— START OF Entries —

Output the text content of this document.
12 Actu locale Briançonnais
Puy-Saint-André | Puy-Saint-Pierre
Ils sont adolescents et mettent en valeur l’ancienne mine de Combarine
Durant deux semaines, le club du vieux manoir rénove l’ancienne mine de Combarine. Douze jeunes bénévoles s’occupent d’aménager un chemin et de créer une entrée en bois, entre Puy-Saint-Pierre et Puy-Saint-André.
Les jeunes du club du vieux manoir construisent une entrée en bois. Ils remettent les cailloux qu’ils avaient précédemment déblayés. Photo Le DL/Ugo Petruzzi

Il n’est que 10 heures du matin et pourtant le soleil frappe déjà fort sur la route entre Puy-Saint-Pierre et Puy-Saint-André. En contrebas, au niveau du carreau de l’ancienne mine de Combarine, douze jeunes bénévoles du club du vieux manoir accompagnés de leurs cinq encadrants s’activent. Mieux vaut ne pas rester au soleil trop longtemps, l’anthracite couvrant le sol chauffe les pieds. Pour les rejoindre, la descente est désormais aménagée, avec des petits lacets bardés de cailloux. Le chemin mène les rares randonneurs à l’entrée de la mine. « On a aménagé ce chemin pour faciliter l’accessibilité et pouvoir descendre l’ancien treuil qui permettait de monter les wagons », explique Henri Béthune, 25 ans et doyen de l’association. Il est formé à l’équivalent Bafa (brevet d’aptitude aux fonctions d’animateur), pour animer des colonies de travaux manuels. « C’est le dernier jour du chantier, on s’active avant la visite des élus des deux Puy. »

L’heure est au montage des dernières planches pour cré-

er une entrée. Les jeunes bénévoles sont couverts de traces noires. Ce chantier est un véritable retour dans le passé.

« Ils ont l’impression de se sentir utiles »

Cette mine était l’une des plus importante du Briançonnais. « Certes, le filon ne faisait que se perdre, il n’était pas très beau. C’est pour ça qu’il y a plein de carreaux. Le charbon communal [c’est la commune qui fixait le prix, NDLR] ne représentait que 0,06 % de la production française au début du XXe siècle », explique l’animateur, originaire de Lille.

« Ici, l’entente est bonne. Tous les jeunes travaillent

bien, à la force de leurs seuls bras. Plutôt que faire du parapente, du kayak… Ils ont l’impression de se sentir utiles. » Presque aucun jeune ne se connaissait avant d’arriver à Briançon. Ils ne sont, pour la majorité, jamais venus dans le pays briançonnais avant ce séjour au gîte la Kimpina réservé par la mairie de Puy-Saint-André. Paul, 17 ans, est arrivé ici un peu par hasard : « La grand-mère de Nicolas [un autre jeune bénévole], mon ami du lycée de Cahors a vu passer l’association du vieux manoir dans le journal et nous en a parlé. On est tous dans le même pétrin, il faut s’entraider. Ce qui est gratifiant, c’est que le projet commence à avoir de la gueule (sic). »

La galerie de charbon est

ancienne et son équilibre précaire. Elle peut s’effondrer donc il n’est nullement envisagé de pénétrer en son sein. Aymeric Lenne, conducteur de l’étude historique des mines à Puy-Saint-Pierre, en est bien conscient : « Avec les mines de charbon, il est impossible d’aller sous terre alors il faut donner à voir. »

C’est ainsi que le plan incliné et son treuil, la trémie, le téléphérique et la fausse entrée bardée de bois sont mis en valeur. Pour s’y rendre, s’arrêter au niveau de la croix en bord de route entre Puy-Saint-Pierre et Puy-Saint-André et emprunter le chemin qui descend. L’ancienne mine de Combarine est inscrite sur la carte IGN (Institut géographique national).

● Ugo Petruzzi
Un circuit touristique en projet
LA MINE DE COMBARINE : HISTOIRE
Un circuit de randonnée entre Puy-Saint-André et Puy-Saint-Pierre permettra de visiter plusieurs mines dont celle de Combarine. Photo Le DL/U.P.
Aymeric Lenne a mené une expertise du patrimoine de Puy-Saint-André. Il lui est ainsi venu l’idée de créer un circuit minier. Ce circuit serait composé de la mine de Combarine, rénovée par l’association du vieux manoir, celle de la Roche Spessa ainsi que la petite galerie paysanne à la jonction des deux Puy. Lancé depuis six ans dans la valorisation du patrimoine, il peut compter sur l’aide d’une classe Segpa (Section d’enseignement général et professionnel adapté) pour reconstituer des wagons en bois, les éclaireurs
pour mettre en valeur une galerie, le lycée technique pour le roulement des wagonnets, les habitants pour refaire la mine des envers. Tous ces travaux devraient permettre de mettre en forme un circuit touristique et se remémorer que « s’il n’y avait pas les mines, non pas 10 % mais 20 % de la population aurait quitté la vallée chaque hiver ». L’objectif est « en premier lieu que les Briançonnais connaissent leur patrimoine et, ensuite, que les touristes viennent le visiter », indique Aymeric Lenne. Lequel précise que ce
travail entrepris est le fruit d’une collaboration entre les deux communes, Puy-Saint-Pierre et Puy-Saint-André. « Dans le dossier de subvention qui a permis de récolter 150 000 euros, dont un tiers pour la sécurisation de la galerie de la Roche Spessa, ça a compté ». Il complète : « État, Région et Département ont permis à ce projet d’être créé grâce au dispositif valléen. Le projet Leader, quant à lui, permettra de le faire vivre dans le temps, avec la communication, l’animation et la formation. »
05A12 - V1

— END OF Entries —

Pick out every line of the listing containing the word "dans", and show those lines.

• _Exercise answer_
er une entrée. Les jeunes bénévoles sont couverts de traces noires. Ce chantier est un véritable retour dans le passé.
bien, à la force de leurs seuls bras. Plutôt que faire du parapente, du kayak… Ils ont l’impression de se sentir utiles. » Presque aucun jeune ne se connaissait avant d’arriver à Briançon. Ils ne sont, pour la majorité, jamais venus dans le pays briançonnais avant ce séjour au gîte la Kimpina réservé par la mairie de Puy-Saint-André. Paul, 17 ans, est arrivé ici un peu par hasard : « La grand-mère de Nicolas [un autre jeune bénévole], mon ami du lycée de Cahors a vu passer l’association du vieux manoir dans le journal et nous en a parlé. On est tous dans le même pétrin, il faut s’entraider. Ce qui est gratifiant, c’est que le projet commence à avoir de la gueule (sic). »
Aymeric Lenne a mené une expertise du patrimoine de Puy-Saint-André. Il lui est ainsi venu l’idée de créer un circuit minier. Ce circuit serait composé de la mine de Combarine, rénovée par l’association du vieux manoir, celle de la Roche Spessa ainsi que la petite galerie paysanne à la jonction des deux Puy. Lancé depuis six ans dans la valorisation du patrimoine, il peut compter sur l’aide d’une classe Segpa (Section d’enseignement général et professionnel adapté) pour reconstituer des wagons en bois, les éclaireurs
travail entrepris est le fruit d’une collaboration entre les deux communes, Puy-Saint-Pierre et Puy-Saint-André. « Dans le dossier de subvention qui a permis de récolter 150 000 euros, dont un tiers pour la sécurisation de la galerie de la Roche Spessa, ça a compté ». Il complète : « État, Région et Département ont permis à ce projet d’être créé grâce au dispositif valléen. Le projet Leader, quant à lui, permettra de le faire vivre dans le temps, avec la communication, l’animation et la formation. »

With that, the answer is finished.